A run of records:
▼

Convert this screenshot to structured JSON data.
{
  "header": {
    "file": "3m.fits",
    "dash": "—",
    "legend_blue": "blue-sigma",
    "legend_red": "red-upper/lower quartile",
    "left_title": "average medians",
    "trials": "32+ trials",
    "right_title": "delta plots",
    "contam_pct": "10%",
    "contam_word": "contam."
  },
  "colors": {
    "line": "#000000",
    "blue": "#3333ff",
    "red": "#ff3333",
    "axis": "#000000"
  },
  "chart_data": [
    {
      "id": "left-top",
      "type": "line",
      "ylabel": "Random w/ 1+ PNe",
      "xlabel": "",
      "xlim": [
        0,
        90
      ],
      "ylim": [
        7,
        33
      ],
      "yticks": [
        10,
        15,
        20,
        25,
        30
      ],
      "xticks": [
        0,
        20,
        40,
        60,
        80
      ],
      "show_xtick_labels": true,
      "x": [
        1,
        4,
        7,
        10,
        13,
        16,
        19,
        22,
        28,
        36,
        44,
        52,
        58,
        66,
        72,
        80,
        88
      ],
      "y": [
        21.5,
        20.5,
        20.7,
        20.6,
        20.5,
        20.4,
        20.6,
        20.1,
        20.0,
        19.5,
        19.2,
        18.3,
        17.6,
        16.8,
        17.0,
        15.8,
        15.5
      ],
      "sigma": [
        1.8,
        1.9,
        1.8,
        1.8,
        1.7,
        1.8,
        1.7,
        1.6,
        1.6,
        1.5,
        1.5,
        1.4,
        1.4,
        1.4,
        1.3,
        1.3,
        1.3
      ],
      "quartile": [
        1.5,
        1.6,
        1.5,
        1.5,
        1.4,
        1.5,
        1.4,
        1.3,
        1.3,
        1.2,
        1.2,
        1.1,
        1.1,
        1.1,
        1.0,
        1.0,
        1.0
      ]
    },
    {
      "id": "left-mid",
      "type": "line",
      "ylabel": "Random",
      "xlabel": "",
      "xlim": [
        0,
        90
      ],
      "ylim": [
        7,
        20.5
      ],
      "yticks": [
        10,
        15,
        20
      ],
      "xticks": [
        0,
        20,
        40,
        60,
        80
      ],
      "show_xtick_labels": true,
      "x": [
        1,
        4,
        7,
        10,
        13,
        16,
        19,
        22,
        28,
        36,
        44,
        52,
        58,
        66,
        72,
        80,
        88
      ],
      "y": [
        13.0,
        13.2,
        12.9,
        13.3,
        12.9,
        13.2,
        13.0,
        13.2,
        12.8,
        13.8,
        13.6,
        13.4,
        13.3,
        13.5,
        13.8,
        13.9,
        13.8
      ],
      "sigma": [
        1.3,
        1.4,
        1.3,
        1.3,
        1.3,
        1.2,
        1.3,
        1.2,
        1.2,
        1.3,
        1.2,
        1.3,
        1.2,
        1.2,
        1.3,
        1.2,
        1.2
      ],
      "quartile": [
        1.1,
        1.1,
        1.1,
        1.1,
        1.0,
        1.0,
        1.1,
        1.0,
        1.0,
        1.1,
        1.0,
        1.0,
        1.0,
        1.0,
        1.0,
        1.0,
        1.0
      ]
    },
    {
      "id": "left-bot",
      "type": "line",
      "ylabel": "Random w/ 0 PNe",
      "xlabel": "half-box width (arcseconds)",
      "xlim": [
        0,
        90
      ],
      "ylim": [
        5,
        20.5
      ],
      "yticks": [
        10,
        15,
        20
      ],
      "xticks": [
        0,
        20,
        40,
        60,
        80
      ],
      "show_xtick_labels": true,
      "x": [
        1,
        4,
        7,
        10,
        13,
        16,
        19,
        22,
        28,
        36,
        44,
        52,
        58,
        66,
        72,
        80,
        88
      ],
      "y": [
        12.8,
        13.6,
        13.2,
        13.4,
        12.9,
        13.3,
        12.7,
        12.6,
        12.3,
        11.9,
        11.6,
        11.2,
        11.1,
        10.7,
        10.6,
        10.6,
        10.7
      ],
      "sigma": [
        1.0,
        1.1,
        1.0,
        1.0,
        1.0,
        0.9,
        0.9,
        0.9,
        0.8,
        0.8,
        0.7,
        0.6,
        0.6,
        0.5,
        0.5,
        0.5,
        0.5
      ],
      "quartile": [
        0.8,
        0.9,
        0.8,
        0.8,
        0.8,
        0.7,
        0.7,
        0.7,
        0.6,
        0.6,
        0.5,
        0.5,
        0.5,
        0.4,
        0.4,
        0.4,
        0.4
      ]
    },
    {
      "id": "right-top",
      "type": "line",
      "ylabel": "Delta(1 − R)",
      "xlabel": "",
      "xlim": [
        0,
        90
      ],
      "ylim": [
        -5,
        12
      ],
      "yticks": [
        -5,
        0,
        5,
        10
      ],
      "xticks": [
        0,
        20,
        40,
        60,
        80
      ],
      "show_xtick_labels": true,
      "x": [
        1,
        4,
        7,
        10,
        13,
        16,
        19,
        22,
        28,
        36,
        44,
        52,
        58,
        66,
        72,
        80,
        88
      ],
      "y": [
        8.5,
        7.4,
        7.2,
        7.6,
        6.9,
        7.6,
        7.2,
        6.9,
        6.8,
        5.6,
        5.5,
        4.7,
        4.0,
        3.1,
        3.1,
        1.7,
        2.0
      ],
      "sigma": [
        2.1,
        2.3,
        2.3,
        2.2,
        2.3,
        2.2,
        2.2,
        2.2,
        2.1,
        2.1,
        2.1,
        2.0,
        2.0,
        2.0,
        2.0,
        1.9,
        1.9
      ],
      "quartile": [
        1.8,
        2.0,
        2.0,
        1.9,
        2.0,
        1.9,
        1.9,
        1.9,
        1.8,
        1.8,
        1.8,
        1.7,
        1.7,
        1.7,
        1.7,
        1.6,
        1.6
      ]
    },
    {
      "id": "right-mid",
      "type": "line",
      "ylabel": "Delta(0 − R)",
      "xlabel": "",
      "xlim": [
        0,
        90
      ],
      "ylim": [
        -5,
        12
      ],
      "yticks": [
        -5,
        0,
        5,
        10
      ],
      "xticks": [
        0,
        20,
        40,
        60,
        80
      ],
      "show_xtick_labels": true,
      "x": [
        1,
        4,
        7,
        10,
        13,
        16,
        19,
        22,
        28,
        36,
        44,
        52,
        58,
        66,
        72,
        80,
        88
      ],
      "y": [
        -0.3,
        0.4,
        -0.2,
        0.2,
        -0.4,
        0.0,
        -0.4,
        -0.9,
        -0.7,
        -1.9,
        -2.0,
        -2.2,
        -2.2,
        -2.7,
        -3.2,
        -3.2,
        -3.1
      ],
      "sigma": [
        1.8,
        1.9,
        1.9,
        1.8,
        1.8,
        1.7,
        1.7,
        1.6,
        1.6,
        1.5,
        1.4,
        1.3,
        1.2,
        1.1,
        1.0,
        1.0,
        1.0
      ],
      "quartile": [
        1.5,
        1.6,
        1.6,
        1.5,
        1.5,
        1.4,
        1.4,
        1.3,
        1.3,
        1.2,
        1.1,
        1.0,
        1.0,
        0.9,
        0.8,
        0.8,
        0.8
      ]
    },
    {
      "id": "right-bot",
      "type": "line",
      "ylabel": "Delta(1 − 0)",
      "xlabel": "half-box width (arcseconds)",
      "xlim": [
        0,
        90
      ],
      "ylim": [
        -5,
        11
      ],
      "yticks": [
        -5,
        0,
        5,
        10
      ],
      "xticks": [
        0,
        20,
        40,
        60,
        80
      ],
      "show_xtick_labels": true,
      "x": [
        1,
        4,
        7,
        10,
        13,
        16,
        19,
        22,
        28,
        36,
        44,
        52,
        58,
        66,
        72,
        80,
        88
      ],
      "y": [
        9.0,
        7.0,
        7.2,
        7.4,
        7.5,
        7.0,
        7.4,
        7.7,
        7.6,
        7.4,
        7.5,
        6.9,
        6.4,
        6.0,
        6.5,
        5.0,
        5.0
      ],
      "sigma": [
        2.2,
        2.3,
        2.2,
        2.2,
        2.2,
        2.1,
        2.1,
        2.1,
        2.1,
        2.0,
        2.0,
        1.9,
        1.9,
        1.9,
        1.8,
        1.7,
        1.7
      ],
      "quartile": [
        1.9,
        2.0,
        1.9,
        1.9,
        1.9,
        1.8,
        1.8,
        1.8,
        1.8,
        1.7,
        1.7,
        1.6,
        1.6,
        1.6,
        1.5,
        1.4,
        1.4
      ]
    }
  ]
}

▲

DO THIS
Gather from the records above every line containing the string "ylabel".

ANSWER TO THE TASK
      "ylabel": "Random w/ 1+ PNe",
      "ylabel": "Random",
      "ylabel": "Random w/ 0 PNe",
      "ylabel": "Delta(1 − R)",
      "ylabel": "Delta(0 − R)",
      "ylabel": "Delta(1 − 0)",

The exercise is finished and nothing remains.